_GOAL_
Copy each line containing the word "information" from the records that follow, please.

_AVAILABLE RECORDS_
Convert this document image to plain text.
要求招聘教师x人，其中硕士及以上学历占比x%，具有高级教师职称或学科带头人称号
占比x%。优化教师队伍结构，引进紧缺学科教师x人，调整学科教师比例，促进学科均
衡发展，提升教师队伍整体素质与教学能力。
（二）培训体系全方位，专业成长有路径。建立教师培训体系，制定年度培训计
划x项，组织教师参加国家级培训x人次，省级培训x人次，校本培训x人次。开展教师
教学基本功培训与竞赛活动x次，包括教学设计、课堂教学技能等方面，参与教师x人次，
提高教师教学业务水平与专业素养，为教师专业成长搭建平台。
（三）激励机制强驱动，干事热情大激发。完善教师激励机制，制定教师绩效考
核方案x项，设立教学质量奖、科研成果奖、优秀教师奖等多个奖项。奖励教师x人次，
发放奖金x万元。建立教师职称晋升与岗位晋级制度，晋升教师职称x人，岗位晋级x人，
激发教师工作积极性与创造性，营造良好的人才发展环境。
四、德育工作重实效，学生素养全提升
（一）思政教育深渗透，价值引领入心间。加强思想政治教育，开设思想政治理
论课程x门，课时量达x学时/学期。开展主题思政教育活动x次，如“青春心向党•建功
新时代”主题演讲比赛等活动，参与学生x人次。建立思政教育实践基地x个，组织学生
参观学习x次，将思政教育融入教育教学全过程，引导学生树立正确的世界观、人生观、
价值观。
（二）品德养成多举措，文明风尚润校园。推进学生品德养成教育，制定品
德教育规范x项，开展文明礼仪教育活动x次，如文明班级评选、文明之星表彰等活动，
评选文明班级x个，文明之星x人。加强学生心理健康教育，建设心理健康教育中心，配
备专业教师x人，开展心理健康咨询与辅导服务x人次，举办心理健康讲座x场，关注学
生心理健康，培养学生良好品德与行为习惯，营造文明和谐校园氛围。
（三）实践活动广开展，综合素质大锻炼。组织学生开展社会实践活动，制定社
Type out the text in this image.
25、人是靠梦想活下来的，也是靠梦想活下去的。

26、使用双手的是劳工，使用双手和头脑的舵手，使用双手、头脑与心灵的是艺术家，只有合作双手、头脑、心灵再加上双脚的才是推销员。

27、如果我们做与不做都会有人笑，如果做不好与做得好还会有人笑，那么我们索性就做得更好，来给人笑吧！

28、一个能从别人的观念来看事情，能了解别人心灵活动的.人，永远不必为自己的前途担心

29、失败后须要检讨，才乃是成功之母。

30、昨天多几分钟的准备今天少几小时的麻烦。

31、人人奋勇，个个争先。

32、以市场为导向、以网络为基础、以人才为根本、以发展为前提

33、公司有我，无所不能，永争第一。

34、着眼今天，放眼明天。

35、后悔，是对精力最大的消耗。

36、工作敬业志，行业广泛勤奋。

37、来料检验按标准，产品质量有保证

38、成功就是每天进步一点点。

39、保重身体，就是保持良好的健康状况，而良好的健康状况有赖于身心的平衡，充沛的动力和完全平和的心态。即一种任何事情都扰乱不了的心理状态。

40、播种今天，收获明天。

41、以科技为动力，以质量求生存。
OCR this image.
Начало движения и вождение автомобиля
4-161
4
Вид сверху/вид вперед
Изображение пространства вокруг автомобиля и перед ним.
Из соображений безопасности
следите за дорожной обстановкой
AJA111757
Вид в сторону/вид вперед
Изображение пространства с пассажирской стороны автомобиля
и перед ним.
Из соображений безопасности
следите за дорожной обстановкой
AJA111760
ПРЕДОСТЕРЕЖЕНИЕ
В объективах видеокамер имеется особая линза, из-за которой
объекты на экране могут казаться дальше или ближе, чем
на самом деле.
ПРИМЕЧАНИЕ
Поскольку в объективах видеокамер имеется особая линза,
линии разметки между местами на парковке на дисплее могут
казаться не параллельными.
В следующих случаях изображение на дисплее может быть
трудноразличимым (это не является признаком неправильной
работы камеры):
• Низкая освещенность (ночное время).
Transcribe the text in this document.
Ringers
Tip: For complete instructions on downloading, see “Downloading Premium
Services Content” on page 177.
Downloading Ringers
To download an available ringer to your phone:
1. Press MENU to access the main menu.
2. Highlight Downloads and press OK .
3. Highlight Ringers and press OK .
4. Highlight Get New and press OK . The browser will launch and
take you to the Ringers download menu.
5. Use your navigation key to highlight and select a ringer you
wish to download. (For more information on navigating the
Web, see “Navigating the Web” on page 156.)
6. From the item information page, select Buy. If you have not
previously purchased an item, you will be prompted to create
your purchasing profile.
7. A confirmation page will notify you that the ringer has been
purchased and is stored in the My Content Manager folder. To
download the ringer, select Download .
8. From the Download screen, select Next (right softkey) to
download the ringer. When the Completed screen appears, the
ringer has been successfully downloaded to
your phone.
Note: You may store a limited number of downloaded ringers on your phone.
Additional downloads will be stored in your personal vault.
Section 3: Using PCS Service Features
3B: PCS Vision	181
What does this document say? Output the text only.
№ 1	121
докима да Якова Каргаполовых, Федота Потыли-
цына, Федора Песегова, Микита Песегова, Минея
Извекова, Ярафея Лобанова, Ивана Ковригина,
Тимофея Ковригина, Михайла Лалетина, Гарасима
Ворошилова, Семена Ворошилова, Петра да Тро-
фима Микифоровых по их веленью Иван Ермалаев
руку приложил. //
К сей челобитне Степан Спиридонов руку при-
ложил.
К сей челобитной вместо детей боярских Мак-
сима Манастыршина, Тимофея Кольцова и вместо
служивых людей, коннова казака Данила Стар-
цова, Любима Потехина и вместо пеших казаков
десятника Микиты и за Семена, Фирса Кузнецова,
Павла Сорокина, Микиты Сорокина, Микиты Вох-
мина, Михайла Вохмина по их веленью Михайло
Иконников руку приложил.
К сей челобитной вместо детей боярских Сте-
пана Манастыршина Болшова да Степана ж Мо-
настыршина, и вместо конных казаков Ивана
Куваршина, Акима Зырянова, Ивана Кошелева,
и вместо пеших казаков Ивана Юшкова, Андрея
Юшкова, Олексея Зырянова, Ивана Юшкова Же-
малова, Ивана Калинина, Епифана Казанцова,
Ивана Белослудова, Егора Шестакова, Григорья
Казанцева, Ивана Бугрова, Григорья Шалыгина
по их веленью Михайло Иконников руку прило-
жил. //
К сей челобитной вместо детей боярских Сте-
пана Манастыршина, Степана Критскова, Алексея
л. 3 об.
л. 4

_ANSWER TO THE PROBLEM_
wish to download. (For more information on navigating the
6. From the item information page, select Buy. If you have not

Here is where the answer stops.